### THE INPUT
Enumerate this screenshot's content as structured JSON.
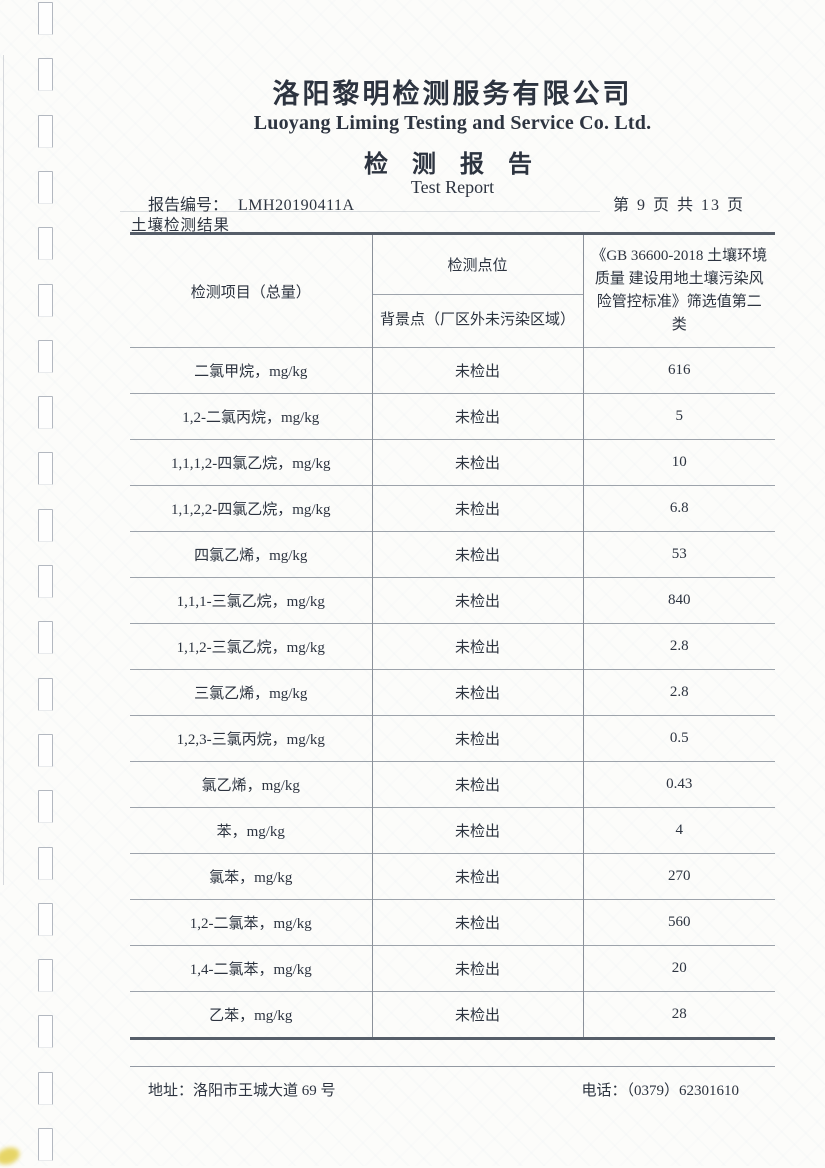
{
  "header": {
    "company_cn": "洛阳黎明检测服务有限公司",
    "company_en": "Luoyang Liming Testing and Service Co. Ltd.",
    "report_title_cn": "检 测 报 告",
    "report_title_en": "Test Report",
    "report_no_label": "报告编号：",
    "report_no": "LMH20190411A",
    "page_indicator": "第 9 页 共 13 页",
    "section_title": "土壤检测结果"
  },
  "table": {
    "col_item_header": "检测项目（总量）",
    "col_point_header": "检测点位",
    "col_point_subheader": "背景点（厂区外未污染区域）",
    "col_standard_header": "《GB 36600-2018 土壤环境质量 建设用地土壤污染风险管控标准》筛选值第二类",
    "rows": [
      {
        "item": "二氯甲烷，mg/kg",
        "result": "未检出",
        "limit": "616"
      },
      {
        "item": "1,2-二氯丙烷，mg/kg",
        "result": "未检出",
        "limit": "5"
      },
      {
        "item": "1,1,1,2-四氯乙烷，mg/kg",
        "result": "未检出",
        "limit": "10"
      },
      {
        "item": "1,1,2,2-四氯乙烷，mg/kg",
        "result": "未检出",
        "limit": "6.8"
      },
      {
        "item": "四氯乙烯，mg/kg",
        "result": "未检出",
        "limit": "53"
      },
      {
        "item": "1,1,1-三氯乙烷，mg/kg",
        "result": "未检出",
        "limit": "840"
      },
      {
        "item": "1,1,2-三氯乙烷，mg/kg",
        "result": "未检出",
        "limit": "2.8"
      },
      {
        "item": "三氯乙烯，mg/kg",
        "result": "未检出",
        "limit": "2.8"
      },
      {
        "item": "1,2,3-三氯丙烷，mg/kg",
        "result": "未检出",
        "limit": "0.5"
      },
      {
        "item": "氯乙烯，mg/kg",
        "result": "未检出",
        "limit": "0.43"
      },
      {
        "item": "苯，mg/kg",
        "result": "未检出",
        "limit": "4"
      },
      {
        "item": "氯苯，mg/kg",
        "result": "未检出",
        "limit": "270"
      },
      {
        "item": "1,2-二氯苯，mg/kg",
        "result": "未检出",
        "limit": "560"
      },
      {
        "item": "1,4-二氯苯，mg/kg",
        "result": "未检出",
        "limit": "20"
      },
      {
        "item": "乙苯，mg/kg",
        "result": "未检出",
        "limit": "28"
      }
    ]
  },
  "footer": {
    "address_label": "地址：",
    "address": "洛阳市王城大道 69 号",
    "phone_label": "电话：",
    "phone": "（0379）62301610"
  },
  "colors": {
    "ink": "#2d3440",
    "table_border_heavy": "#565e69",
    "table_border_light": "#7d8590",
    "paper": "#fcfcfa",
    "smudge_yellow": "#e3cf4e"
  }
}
* * *
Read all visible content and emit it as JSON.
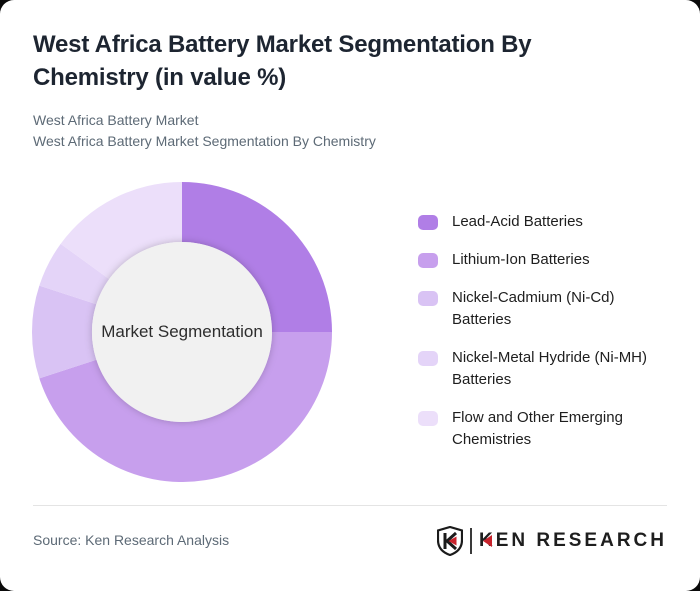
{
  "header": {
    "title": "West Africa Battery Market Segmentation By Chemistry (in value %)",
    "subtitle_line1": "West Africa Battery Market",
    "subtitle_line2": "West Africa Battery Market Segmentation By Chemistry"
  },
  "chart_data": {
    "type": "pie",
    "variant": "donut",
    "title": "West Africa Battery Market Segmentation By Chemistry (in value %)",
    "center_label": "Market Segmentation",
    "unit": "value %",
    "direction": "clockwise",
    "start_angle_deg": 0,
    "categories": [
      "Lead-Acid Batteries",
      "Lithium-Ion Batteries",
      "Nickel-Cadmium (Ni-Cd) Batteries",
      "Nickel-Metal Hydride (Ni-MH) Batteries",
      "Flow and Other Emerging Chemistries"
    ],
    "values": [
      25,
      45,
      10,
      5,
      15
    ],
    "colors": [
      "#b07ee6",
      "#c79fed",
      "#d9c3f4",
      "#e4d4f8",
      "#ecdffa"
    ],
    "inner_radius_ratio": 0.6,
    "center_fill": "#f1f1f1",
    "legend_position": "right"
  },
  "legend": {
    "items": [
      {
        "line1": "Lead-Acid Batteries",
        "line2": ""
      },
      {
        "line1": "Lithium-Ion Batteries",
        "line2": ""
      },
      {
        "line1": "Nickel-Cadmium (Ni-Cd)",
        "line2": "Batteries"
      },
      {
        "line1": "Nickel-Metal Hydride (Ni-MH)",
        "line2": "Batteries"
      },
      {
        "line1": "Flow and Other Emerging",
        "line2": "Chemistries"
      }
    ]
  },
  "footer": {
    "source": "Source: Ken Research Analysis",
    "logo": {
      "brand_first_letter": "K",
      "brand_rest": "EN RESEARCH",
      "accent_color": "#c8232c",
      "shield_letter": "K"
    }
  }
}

### AIM
Your task is to gather all lines from the entries above that hold the word "Acid".

### ANSWER TO THE TASK
      "Lead-Acid Batteries",
        "line1": "Lead-Acid Batteries",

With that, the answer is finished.